What the task asks>
In the material below, find how many lines contain the string "Settings". Write only that number.

--- Given data ---

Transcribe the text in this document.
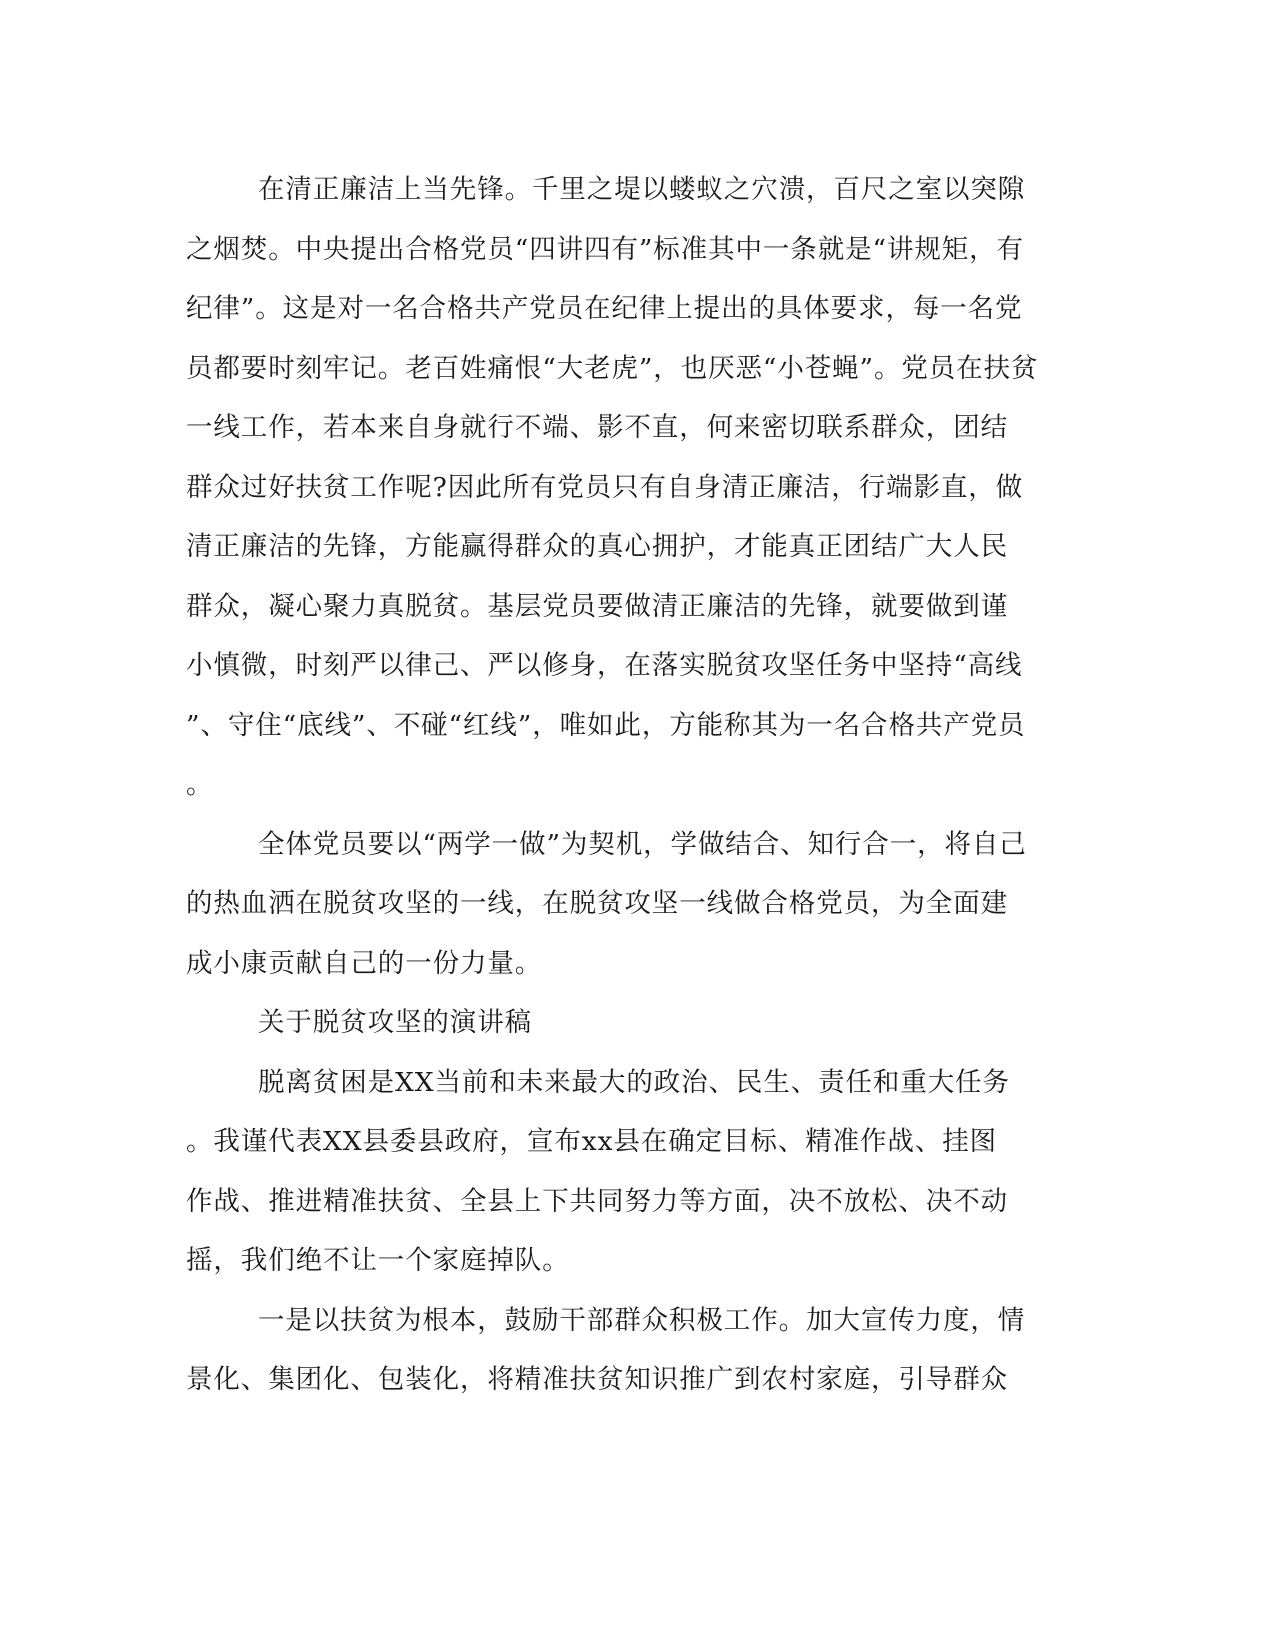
在清正廉洁上当先锋。千里之堤以蝼蚁之穴溃，百尺之室以突隙
之烟焚。中央提出合格党员“四讲四有”标准其中一条就是“讲规矩，有
纪律”。这是对一名合格共产党员在纪律上提出的具体要求，每一名党
员都要时刻牢记。老百姓痛恨“大老虎”，也厌恶“小苍蝇”。党员在扶贫
一线工作，若本来自身就行不端、影不直，何来密切联系群众，团结
群众过好扶贫工作呢?因此所有党员只有自身清正廉洁，行端影直，做
清正廉洁的先锋，方能赢得群众的真心拥护，才能真正团结广大人民
群众，凝心聚力真脱贫。基层党员要做清正廉洁的先锋，就要做到谨
小慎微，时刻严以律己、严以修身，在落实脱贫攻坚任务中坚持“高线
”、守住“底线”、不碰“红线”，唯如此，方能称其为一名合格共产党员
。
全体党员要以“两学一做”为契机，学做结合、知行合一，将自己
的热血洒在脱贫攻坚的一线，在脱贫攻坚一线做合格党员，为全面建
成小康贡献自己的一份力量。
关于脱贫攻坚的演讲稿
脱离贫困是XX当前和未来最大的政治、民生、责任和重大任务
。我谨代表XX县委县政府，宣布xx县在确定目标、精准作战、挂图
作战、推进精准扶贫、全县上下共同努力等方面，决不放松、决不动
摇，我们绝不让一个家庭掉队。
一是以扶贫为根本，鼓励干部群众积极工作。加大宣传力度，情
景化、集团化、包装化，将精准扶贫知识推广到农村家庭，引导群众
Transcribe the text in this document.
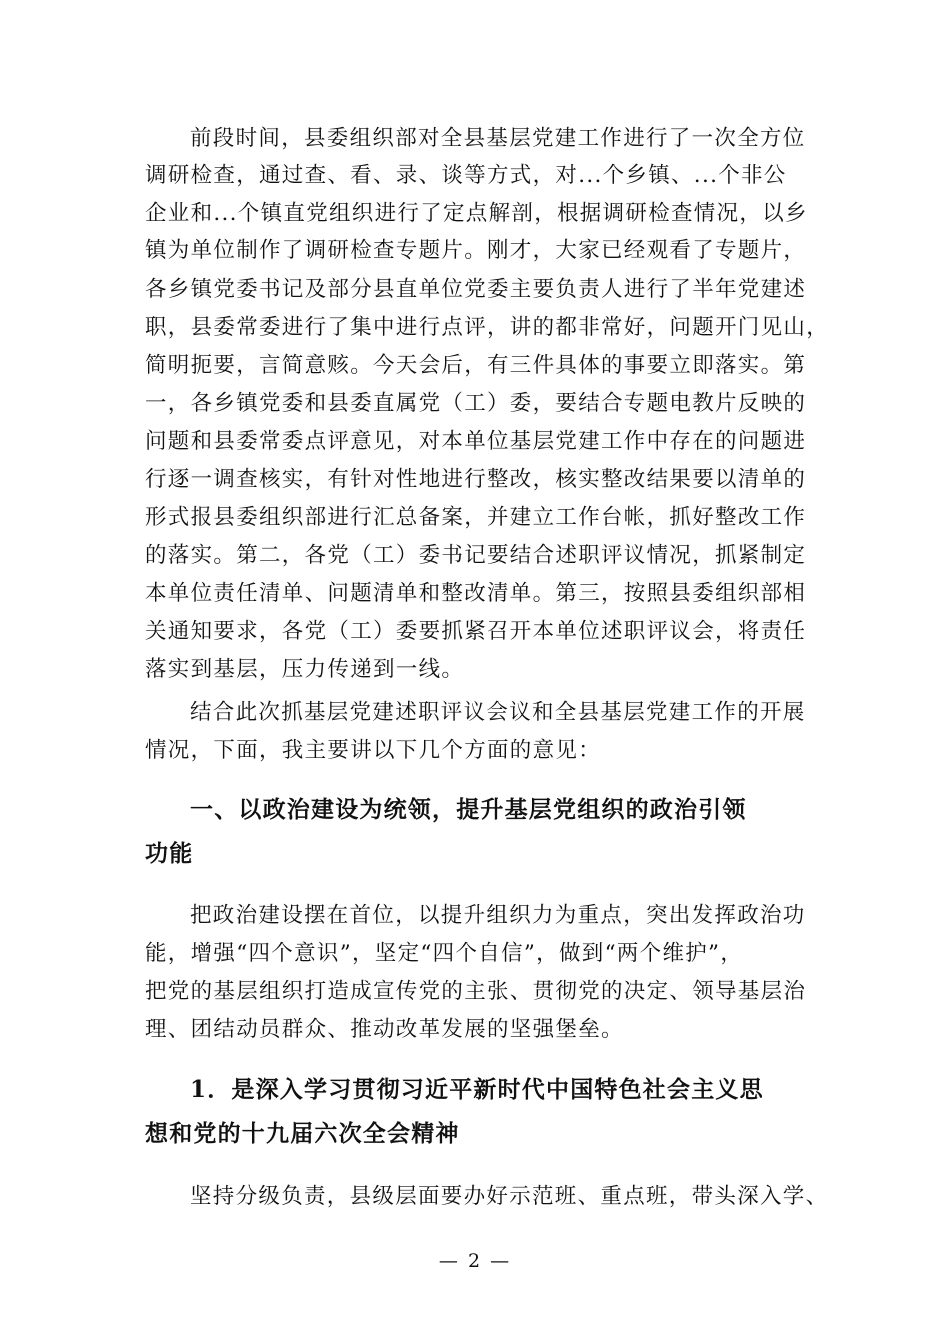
前段时间，县委组织部对全县基层党建工作进行了一次全方位

调研检查，通过查、看、录、谈等方式，对...个乡镇、...个非公

企业和...个镇直党组织进行了定点解剖，根据调研检查情况，以乡

镇为单位制作了调研检查专题片。刚才，大家已经观看了专题片，

各乡镇党委书记及部分县直单位党委主要负责人进行了半年党建述

职，县委常委进行了集中进行点评，讲的都非常好，问题开门见山，

简明扼要，言简意赅。今天会后，有三件具体的事要立即落实。第

一，各乡镇党委和县委直属党（工）委，要结合专题电教片反映的

问题和县委常委点评意见，对本单位基层党建工作中存在的问题进

行逐一调查核实，有针对性地进行整改，核实整改结果要以清单的

形式报县委组织部进行汇总备案，并建立工作台帐，抓好整改工作

的落实。第二，各党（工）委书记要结合述职评议情况，抓紧制定

本单位责任清单、问题清单和整改清单。第三，按照县委组织部相

关通知要求，各党（工）委要抓紧召开本单位述职评议会，将责任

落实到基层，压力传递到一线。

结合此次抓基层党建述职评议会议和全县基层党建工作的开展

情况，下面，我主要讲以下几个方面的意见：

一、以政治建设为统领，提升基层党组织的政治引领

功能

把政治建设摆在首位，以提升组织力为重点，突出发挥政治功

能，增强“四个意识”，坚定“四个自信”，做到“两个维护”，

把党的基层组织打造成宣传党的主张、贯彻党的决定、领导基层治

理、团结动员群众、推动改革发展的坚强堡垒。

1．是深入学习贯彻习近平新时代中国特色社会主义思

想和党的十九届六次全会精神

坚持分级负责，县级层面要办好示范班、重点班，带头深入学、

— 2 —
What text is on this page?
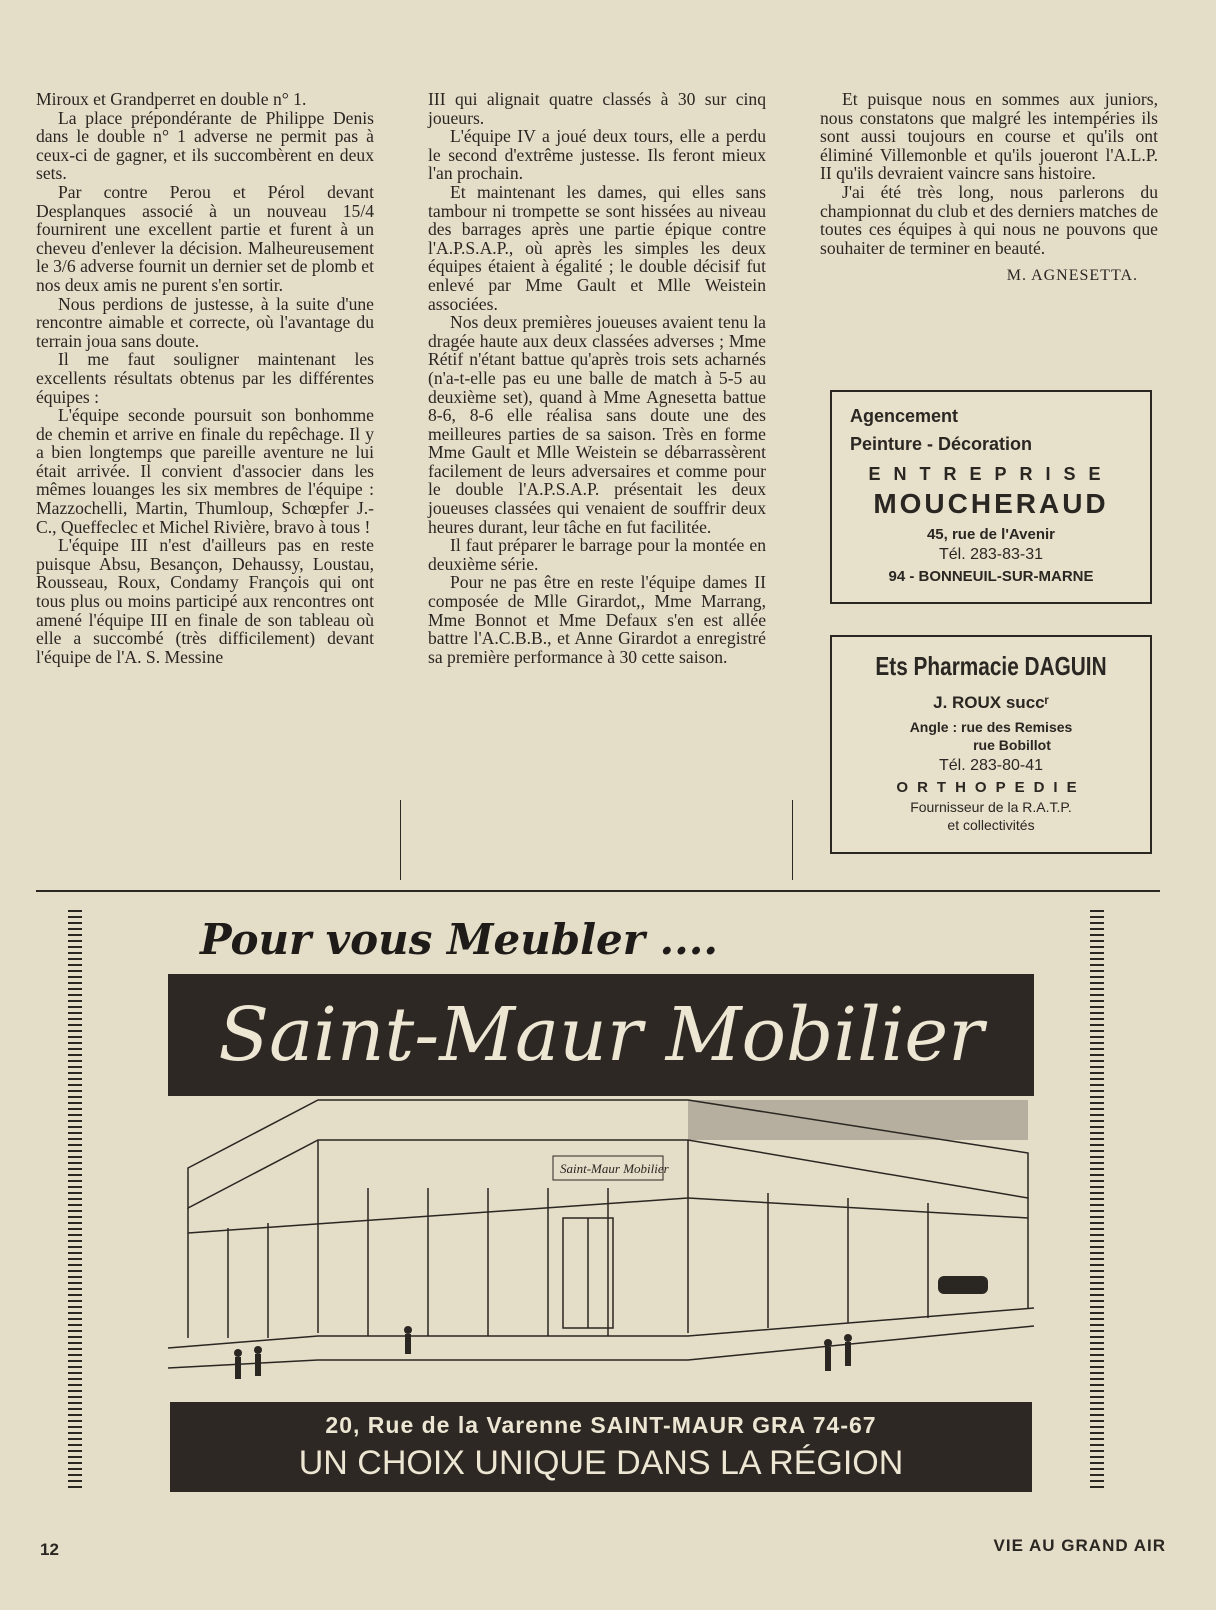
Miroux et Grandperret en double n° 1.

La place prépondérante de Philippe Denis dans le double n° 1 adverse ne permit pas à ceux-ci de gagner, et ils succombèrent en deux sets.

Par contre Perou et Pérol devant Desplanques associé à un nouveau 15/4 fournirent une excellent partie et furent à un cheveu d'enlever la décision. Malheureusement le 3/6 adverse fournit un dernier set de plomb et nos deux amis ne purent s'en sortir.

Nous perdions de justesse, à la suite d'une rencontre aimable et correcte, où l'avantage du terrain joua sans doute.

Il me faut souligner maintenant les excellents résultats obtenus par les différentes équipes :

L'équipe seconde poursuit son bonhomme de chemin et arrive en finale du repêchage. Il y a bien longtemps que pareille aventure ne lui était arrivée. Il convient d'associer dans les mêmes louanges les six membres de l'équipe : Mazzochelli, Martin, Thumloup, Schœpfer J.-C., Queffeclec et Michel Rivière, bravo à tous !

L'équipe III n'est d'ailleurs pas en reste puisque Absu, Besançon, Dehaussy, Loustau, Rousseau, Roux, Condamy François qui ont tous plus ou moins participé aux rencontres ont amené l'équipe III en finale de son tableau où elle a succombé (très difficilement) devant l'équipe de l'A. S. Messine

III qui alignait quatre classés à 30 sur cinq joueurs.

L'équipe IV a joué deux tours, elle a perdu le second d'extrême justesse. Ils feront mieux l'an prochain.

Et maintenant les dames, qui elles sans tambour ni trompette se sont hissées au niveau des barrages après une partie épique contre l'A.P.S.A.P., où après les simples les deux équipes étaient à égalité ; le double décisif fut enlevé par Mme Gault et Mlle Weistein associées.

Nos deux premières joueuses avaient tenu la dragée haute aux deux classées adverses ; Mme Rétif n'étant battue qu'après trois sets acharnés (n'a-t-elle pas eu une balle de match à 5-5 au deuxième set), quand à Mme Agnesetta battue 8-6, 8-6 elle réalisa sans doute une des meilleures parties de sa saison. Très en forme Mme Gault et Mlle Weistein se débarrassèrent facilement de leurs adversaires et comme pour le double l'A.P.S.A.P. présentait les deux joueuses classées qui venaient de souffrir deux heures durant, leur tâche en fut facilitée.

Il faut préparer le barrage pour la montée en deuxième série.

Pour ne pas être en reste l'équipe dames II composée de Mlle Girardot,, Mme Marrang, Mme Bonnot et Mme Defaux s'en est allée battre l'A.C.B.B., et Anne Girardot a enregistré sa première performance à 30 cette saison.

Et puisque nous en sommes aux juniors, nous constatons que malgré les intempéries ils sont aussi toujours en course et qu'ils ont éliminé Villemonble et qu'ils joueront l'A.L.P. II qu'ils devraient vaincre sans histoire.

J'ai été très long, nous parlerons du championnat du club et des derniers matches de toutes ces équipes à qui nous ne pouvons que souhaiter de terminer en beauté.

M. AGNESETTA.
Agencement
Peinture - Décoration
ENTREPRISE
MOUCHERAUD
45, rue de l'Avenir
Tél. 283-83-31
94 - BONNEUIL-SUR-MARNE
Ets Pharmacie DAGUIN
J. ROUX succʳ
Angle : rue des Remises
rue Bobillot
Tél. 283-80-41
ORTHOPEDIE
Fournisseur de la R.A.T.P.
et collectivités
Pour vous Meubler ....
Saint-Maur Mobilier
Saint-Maur Mobilier
20, Rue de la Varenne SAINT-MAUR GRA 74-67
UN CHOIX UNIQUE DANS LA RÉGION
12	VIE AU GRAND AIR
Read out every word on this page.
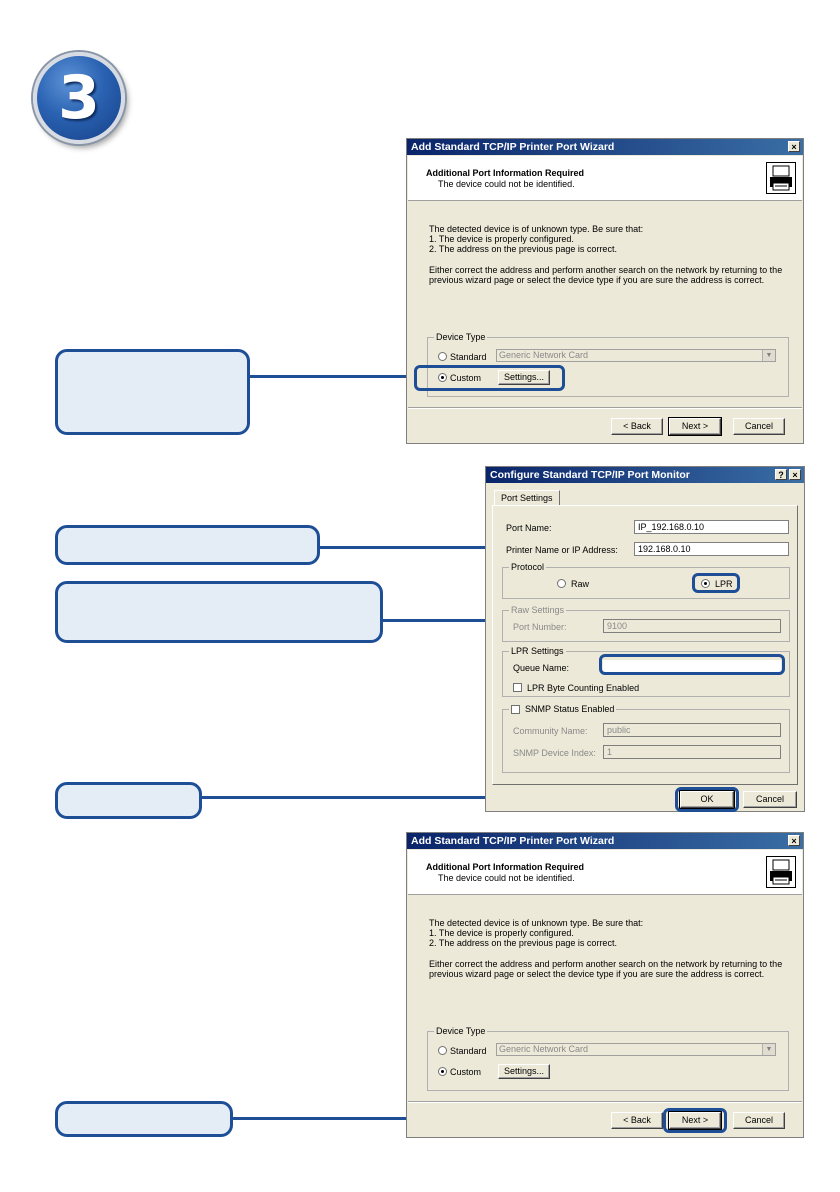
3
Add Standard TCP/IP Printer Port Wizard	×
Additional Port Information Required
The device could not be identified.
The detected device is of unknown type. Be sure that:
1. The device is properly configured.
2. The address on the previous page is correct.
Either correct the address and perform another search on the network by returning to the
previous wizard page or select the device type if you are sure the address is correct.
Device Type
Standard	Generic Network Card	▼
Custom	Settings...
< Back	Next >	Cancel
Configure Standard TCP/IP Port Monitor	? ×
Port Settings
Port Name:	IP_192.168.0.10
Printer Name or IP Address:	192.168.0.10
Protocol
Raw	LPR
Raw Settings
Port Number:	9100
LPR Settings
Queue Name:
LPR Byte Counting Enabled
SNMP Status Enabled
Community Name:	public
SNMP Device Index:	1
OK	Cancel
Add Standard TCP/IP Printer Port Wizard	×
Additional Port Information Required
The device could not be identified.
The detected device is of unknown type. Be sure that:
1. The device is properly configured.
2. The address on the previous page is correct.
Either correct the address and perform another search on the network by returning to the
previous wizard page or select the device type if you are sure the address is correct.
Device Type
Standard	Generic Network Card	▼
Custom	Settings...
< Back	Next >	Cancel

---

Solution for this task>
5